- _The task_: Beneath this task is a listing; retype all of it exactly.

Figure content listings

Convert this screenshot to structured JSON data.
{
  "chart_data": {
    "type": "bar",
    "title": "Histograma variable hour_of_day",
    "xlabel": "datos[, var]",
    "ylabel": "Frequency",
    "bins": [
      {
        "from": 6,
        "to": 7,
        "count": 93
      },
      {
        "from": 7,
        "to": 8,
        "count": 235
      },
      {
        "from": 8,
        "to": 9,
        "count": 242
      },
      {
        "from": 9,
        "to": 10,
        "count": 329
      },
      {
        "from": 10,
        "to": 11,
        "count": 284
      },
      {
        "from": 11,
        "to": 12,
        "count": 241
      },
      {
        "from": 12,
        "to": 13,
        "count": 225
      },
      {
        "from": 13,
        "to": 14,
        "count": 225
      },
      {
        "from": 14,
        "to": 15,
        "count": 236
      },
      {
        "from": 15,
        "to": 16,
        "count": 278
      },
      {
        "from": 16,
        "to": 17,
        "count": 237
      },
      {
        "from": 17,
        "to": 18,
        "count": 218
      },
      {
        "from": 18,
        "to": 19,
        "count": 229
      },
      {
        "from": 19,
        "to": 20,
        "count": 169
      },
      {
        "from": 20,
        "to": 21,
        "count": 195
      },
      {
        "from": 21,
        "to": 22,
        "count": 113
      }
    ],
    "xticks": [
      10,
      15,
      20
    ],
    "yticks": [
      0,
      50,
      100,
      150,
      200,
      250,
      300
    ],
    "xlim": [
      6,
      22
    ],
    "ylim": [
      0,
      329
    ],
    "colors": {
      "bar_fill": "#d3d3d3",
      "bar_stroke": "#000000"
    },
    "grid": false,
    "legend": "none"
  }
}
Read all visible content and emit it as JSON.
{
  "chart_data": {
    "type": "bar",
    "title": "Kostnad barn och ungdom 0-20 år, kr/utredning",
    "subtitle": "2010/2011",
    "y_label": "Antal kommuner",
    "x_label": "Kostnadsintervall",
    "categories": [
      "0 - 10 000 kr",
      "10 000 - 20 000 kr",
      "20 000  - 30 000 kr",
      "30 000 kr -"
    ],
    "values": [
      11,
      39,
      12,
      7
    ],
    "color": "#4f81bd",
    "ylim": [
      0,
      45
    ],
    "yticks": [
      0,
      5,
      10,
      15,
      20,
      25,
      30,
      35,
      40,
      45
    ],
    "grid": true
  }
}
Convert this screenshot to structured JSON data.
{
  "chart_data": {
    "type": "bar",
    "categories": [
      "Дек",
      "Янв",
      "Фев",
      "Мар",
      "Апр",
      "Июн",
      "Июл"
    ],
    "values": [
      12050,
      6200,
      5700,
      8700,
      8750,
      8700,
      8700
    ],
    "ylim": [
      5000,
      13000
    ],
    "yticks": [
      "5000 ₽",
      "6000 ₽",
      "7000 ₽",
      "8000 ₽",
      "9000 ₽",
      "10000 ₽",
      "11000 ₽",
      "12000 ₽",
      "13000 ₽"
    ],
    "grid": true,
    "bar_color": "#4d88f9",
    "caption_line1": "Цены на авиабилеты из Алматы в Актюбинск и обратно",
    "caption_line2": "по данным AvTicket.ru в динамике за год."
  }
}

- _Response below_:
Convert this screenshot to structured JSON data.
{
  "chart_data": {
    "type": "bar",
    "title": "Histograma variable hour_of_day",
    "xlabel": "datos[, var]",
    "ylabel": "Frequency",
    "bins": [
      {
        "from": 6,
        "to": 7,
        "count": 93
      },
      {
        "from": 7,
        "to": 8,
        "count": 235
      },
      {
        "from": 8,
        "to": 9,
        "count": 242
      },
      {
        "from": 9,
        "to": 10,
        "count": 329
      },
      {
        "from": 10,
        "to": 11,
        "count": 284
      },
      {
        "from": 11,
        "to": 12,
        "count": 241
      },
      {
        "from": 12,
        "to": 13,
        "count": 225
      },
      {
        "from": 13,
        "to": 14,
        "count": 225
      },
      {
        "from": 14,
        "to": 15,
        "count": 236
      },
      {
        "from": 15,
        "to": 16,
        "count": 278
      },
      {
        "from": 16,
        "to": 17,
        "count": 237
      },
      {
        "from": 17,
        "to": 18,
        "count": 218
      },
      {
        "from": 18,
        "to": 19,
        "count": 229
      },
      {
        "from": 19,
        "to": 20,
        "count": 169
      },
      {
        "from": 20,
        "to": 21,
        "count": 195
      },
      {
        "from": 21,
        "to": 22,
        "count": 113
      }
    ],
    "xticks": [
      10,
      15,
      20
    ],
    "yticks": [
      0,
      50,
      100,
      150,
      200,
      250,
      300
    ],
    "xlim": [
      6,
      22
    ],
    "ylim": [
      0,
      329
    ],
    "colors": {
      "bar_fill": "#d3d3d3",
      "bar_stroke": "#000000"
    },
    "grid": false,
    "legend": "none"
  }
}
Read all visible content and emit it as JSON.
{
  "chart_data": {
    "type": "bar",
    "title": "Kostnad barn och ungdom 0-20 år, kr/utredning",
    "subtitle": "2010/2011",
    "y_label": "Antal kommuner",
    "x_label": "Kostnadsintervall",
    "categories": [
      "0 - 10 000 kr",
      "10 000 - 20 000 kr",
      "20 000  - 30 000 kr",
      "30 000 kr -"
    ],
    "values": [
      11,
      39,
      12,
      7
    ],
    "color": "#4f81bd",
    "ylim": [
      0,
      45
    ],
    "yticks": [
      0,
      5,
      10,
      15,
      20,
      25,
      30,
      35,
      40,
      45
    ],
    "grid": true
  }
}
Convert this screenshot to structured JSON data.
{
  "chart_data": {
    "type": "bar",
    "categories": [
      "Дек",
      "Янв",
      "Фев",
      "Мар",
      "Апр",
      "Июн",
      "Июл"
    ],
    "values": [
      12050,
      6200,
      5700,
      8700,
      8750,
      8700,
      8700
    ],
    "ylim": [
      5000,
      13000
    ],
    "yticks": [
      "5000 ₽",
      "6000 ₽",
      "7000 ₽",
      "8000 ₽",
      "9000 ₽",
      "10000 ₽",
      "11000 ₽",
      "12000 ₽",
      "13000 ₽"
    ],
    "grid": true,
    "bar_color": "#4d88f9",
    "caption_line1": "Цены на авиабилеты из Алматы в Актюбинск и обратно",
    "caption_line2": "по данным AvTicket.ru в динамике за год."
  }
}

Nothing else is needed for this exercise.